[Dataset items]
****************************************

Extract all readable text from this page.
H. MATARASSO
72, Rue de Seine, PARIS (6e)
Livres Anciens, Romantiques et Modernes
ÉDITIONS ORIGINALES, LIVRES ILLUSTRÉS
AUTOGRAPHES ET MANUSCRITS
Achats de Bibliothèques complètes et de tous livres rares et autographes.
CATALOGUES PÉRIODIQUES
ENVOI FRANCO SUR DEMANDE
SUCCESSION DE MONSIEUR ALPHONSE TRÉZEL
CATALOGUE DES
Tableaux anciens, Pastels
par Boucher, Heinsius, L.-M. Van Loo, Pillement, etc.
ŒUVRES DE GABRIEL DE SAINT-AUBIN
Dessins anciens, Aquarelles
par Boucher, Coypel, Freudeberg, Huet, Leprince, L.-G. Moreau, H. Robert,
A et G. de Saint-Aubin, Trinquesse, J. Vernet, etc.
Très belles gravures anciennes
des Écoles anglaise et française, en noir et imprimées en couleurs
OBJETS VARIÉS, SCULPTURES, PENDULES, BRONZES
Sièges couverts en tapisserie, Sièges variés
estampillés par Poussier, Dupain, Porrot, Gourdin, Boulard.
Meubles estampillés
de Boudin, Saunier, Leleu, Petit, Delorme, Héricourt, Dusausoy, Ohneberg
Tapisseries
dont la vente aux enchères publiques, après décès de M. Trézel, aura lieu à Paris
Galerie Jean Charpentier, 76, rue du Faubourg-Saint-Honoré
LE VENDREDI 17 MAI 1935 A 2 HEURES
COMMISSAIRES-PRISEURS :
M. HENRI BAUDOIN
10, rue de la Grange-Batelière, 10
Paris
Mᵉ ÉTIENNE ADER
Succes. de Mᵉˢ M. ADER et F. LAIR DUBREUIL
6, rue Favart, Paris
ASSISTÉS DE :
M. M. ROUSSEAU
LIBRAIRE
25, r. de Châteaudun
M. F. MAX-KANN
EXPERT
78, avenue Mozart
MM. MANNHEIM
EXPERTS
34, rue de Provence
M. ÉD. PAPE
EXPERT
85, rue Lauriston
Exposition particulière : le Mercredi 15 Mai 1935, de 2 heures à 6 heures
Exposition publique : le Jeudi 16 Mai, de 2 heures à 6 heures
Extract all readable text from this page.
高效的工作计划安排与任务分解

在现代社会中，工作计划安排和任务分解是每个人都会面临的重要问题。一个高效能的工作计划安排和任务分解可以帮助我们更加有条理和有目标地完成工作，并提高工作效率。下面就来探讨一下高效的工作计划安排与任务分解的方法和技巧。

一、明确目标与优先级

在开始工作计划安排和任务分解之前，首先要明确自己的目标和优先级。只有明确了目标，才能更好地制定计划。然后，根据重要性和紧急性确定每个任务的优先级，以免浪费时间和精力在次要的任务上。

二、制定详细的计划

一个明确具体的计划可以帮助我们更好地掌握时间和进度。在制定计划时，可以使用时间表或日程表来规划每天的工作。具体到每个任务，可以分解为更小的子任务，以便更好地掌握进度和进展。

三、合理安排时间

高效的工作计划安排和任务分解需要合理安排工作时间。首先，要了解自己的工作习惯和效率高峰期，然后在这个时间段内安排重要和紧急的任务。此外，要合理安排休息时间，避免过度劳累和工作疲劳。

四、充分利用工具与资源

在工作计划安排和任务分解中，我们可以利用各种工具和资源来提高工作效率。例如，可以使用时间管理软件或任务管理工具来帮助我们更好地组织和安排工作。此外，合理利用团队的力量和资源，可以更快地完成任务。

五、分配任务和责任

****************************************

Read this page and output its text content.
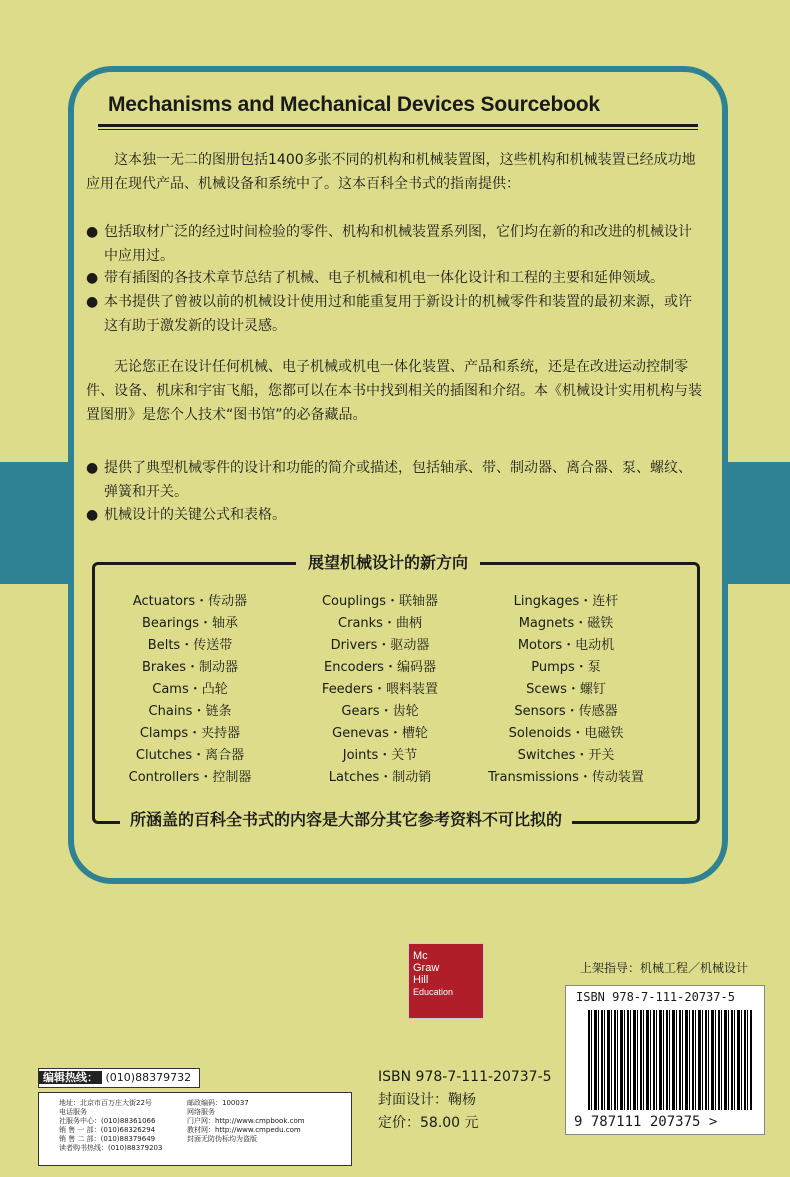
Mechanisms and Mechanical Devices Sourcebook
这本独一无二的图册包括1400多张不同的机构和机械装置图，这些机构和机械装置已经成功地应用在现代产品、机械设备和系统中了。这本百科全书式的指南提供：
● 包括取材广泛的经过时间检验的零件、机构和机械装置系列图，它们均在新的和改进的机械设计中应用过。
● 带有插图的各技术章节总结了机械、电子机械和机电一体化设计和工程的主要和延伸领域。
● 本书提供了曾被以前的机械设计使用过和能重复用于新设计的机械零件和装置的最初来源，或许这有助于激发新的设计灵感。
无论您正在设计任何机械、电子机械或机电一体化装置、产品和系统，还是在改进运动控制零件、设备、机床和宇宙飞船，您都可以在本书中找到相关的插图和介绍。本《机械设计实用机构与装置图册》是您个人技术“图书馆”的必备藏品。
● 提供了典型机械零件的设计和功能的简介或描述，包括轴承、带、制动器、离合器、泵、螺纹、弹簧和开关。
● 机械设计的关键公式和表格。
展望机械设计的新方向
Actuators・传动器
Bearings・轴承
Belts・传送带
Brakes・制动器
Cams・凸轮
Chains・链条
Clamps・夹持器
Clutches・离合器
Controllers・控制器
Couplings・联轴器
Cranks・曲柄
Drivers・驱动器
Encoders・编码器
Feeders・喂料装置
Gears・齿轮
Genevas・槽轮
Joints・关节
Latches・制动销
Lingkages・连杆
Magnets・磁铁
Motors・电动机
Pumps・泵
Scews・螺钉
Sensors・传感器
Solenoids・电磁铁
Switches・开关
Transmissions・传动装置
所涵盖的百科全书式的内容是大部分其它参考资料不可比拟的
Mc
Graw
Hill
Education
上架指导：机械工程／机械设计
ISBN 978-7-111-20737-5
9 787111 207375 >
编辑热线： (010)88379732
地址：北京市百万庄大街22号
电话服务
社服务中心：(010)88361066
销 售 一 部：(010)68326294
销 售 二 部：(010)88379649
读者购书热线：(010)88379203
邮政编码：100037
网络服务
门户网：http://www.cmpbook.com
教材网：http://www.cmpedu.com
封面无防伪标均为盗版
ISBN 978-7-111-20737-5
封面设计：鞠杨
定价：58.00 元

****************************************

[Aim of the exercise]:
List all lines in the material containing the string "estampillés".

[Output for this task]:
estampillés par Poussier, Dupain, Porrot, Gourdin, Boulard.
Meubles estampillés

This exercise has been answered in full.